REQUIRED WORK. Where a line holds "West", copy it.

Structured figure records
----
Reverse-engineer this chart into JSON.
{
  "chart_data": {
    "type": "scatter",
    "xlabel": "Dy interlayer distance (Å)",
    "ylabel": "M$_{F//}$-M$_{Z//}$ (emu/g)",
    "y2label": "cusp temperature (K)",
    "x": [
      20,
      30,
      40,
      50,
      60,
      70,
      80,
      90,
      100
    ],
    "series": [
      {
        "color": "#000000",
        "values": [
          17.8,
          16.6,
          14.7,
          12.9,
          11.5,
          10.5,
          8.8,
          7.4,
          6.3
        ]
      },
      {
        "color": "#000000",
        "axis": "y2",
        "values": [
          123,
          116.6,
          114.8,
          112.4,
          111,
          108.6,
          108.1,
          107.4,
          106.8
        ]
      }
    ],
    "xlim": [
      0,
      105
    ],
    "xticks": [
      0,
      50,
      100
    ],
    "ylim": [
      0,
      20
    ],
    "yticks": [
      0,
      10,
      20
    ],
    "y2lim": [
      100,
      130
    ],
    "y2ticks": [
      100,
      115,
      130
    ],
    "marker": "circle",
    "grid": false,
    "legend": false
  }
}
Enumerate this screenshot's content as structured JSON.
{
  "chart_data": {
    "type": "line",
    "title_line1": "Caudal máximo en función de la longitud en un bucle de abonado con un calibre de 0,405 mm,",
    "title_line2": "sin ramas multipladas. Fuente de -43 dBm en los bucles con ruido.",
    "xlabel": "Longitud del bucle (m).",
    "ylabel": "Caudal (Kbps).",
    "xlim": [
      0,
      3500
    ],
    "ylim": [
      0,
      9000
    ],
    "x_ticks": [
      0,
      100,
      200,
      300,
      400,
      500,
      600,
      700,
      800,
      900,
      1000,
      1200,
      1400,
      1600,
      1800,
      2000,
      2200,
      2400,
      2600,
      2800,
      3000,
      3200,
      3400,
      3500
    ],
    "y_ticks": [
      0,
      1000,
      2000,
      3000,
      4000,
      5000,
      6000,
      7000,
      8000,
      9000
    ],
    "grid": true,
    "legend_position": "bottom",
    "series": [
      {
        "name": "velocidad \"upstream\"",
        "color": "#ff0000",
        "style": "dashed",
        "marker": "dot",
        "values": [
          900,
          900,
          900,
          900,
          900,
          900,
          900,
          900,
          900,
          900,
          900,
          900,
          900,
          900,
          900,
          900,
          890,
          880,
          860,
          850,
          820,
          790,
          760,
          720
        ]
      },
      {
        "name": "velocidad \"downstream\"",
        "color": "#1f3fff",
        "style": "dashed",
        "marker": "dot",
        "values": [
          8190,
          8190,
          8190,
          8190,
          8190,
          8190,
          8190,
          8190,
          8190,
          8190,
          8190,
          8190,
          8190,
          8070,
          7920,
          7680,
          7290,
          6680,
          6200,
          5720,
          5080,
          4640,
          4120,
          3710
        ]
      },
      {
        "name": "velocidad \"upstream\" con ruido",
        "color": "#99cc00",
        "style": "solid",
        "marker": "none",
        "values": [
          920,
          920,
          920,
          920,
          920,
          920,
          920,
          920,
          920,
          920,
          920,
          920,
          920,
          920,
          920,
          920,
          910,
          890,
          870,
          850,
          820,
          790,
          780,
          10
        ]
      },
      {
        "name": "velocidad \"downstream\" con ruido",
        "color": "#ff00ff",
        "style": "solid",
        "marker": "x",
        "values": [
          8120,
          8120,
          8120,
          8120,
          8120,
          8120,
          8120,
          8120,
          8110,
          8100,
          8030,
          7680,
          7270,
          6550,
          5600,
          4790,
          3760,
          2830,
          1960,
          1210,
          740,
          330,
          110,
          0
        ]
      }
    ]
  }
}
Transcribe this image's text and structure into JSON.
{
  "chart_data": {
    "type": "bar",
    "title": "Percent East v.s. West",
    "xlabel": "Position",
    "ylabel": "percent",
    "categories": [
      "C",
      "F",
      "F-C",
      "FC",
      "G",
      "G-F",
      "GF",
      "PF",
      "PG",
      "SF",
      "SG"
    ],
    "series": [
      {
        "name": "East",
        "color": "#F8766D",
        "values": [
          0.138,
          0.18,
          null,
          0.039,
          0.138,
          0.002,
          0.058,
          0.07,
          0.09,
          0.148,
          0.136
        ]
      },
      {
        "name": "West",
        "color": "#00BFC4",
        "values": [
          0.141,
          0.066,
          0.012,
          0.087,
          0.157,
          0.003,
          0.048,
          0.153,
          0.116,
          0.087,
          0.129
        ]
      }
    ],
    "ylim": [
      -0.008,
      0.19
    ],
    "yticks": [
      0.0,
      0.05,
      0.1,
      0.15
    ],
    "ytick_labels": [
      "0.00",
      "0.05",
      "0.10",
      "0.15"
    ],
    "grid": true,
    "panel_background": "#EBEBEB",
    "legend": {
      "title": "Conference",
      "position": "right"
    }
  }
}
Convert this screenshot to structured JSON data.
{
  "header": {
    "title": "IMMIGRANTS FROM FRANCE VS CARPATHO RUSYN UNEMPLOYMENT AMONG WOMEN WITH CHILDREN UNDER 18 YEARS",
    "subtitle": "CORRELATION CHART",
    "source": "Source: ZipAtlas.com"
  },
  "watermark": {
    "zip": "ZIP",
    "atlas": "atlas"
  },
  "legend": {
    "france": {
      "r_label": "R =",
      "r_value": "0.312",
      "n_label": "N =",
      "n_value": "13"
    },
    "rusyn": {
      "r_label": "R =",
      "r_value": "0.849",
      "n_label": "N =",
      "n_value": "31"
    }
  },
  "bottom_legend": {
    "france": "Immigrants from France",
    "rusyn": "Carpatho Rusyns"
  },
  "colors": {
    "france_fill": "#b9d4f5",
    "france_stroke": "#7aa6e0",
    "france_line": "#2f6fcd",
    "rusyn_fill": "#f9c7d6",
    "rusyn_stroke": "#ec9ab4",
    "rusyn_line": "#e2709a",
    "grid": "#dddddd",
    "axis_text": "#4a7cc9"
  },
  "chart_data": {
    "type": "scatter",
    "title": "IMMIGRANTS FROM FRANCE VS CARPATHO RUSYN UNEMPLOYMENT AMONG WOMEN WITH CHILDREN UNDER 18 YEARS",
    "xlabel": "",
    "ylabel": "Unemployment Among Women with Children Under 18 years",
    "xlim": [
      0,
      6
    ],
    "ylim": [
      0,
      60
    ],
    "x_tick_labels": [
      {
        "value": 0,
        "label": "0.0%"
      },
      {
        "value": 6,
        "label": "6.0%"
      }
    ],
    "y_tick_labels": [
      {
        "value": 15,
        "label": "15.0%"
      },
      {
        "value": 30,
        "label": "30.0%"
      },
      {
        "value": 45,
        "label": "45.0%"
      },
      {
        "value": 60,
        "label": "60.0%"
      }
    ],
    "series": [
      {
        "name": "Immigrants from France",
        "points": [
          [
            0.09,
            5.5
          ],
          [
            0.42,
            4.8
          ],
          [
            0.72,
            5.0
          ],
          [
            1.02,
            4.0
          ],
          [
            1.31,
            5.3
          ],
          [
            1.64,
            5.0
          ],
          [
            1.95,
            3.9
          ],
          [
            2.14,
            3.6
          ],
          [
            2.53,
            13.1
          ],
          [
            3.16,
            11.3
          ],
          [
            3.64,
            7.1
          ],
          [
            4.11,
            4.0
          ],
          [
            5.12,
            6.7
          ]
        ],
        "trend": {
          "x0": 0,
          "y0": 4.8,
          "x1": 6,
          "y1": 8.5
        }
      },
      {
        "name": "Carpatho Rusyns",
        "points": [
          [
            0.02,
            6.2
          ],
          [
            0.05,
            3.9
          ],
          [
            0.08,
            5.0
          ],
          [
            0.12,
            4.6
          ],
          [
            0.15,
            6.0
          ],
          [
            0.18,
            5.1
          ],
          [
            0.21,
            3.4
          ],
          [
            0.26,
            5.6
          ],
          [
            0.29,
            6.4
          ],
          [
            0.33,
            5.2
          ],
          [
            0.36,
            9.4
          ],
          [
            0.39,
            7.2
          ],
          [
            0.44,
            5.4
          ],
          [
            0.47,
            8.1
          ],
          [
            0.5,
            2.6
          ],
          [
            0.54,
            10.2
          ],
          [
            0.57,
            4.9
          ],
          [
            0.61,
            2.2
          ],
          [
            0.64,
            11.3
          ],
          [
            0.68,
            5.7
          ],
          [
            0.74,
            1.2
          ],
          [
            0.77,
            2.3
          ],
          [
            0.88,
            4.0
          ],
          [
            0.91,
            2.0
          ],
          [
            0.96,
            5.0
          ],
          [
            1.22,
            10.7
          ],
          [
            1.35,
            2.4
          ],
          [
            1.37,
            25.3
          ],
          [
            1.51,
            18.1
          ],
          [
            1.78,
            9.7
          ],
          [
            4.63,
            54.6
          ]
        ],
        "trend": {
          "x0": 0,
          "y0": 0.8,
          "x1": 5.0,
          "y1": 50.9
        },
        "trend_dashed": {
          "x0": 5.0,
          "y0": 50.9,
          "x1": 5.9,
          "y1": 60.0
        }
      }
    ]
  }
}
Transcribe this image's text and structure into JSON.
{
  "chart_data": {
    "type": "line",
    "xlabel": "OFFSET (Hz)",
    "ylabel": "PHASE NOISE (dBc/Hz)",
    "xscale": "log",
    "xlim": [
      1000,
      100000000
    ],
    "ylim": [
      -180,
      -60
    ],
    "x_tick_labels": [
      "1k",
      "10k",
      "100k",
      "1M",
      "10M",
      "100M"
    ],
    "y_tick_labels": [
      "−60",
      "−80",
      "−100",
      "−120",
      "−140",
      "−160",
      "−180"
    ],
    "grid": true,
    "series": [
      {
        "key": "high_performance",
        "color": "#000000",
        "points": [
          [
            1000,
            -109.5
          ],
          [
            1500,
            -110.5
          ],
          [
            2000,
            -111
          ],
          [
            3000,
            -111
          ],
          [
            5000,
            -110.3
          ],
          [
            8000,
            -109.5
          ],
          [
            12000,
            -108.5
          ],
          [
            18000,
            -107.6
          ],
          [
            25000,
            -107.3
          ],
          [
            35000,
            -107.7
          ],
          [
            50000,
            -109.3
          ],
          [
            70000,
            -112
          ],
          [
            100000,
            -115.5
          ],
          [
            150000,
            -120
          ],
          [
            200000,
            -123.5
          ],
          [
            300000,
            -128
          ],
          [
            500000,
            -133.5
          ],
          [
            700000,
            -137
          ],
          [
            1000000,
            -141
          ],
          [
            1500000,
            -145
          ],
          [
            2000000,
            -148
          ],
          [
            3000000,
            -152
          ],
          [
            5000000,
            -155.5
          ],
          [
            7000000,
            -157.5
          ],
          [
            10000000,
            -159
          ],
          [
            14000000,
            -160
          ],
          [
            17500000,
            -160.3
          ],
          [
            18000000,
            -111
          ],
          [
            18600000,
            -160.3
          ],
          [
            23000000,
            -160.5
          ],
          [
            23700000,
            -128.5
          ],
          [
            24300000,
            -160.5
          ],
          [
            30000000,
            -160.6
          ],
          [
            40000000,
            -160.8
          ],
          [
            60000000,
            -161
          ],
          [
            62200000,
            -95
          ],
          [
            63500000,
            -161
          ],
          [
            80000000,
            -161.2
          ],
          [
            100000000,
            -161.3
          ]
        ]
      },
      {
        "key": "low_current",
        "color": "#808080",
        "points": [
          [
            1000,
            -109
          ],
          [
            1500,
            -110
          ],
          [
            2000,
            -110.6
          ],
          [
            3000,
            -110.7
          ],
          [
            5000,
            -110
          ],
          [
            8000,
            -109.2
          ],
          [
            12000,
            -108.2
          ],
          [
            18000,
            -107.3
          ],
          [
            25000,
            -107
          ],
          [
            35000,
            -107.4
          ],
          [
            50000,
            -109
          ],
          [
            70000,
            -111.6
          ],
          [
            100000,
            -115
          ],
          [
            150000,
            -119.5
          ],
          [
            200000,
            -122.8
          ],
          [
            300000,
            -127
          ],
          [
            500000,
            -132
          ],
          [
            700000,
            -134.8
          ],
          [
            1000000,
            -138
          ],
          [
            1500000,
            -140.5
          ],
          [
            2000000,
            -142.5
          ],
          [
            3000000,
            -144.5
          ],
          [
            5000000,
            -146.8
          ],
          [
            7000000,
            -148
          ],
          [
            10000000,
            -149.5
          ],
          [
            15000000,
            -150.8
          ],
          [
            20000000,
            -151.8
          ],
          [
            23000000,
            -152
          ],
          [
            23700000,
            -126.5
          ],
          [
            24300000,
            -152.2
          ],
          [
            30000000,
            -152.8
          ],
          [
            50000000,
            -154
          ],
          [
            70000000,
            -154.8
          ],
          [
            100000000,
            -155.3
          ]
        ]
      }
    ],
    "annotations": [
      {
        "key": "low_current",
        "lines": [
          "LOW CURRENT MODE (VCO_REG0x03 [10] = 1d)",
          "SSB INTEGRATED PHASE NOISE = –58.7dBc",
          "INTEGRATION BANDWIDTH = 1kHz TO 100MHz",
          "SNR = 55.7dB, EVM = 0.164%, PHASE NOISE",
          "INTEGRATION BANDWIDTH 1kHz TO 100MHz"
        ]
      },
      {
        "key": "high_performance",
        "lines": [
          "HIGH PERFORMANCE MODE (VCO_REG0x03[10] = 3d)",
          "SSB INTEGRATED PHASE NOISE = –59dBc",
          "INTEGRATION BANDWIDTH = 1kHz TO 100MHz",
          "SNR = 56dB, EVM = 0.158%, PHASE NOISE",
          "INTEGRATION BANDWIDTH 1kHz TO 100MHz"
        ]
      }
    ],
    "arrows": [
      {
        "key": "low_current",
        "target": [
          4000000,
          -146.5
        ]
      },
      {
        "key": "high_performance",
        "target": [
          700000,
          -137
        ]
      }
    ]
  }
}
----
RESULT FOR THIS EXERCISE.
    "title": "Percent East v.s. West",
        "name": "West",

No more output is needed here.